[Records from a data collection]
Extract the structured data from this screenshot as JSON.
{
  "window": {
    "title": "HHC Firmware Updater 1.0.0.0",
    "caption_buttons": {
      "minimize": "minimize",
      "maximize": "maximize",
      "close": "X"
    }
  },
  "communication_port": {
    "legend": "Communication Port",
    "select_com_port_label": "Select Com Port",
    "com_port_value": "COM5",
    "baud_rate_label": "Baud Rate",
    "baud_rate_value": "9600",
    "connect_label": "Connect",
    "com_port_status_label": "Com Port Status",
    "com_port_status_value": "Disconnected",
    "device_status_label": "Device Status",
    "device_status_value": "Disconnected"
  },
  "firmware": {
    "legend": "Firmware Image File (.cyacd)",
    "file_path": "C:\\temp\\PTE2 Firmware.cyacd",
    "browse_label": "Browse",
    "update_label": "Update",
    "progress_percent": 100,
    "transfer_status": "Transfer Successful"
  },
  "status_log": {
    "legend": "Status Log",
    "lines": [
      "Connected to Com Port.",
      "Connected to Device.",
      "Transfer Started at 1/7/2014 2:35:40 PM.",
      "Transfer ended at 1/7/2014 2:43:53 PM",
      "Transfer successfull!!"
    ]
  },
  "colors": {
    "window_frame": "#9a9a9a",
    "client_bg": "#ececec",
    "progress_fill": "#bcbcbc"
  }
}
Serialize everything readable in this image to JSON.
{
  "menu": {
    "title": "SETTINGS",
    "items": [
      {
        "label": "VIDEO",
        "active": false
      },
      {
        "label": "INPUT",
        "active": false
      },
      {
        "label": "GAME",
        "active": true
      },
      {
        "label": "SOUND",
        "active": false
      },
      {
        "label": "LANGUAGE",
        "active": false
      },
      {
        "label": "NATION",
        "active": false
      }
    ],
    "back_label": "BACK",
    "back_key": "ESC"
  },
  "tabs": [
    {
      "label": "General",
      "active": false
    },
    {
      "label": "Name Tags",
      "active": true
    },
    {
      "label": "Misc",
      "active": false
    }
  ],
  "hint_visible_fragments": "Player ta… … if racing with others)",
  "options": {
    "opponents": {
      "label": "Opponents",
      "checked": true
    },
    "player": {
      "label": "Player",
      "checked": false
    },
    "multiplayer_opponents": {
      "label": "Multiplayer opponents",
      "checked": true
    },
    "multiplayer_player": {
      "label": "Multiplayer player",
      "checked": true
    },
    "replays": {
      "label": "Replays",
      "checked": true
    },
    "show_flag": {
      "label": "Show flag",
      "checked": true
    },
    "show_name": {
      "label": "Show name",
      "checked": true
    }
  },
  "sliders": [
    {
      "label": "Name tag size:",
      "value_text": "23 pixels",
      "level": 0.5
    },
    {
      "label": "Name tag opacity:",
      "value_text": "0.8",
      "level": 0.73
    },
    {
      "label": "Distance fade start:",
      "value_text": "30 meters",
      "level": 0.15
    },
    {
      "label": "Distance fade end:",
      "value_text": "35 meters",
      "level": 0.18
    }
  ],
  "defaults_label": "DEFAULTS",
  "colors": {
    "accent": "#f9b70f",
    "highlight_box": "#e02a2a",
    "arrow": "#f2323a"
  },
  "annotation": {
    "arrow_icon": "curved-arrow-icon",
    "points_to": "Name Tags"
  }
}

> _Aim of the task_
Count how many lines above contain the word "JSON". Reply with the number alone.

> _Task answer_
2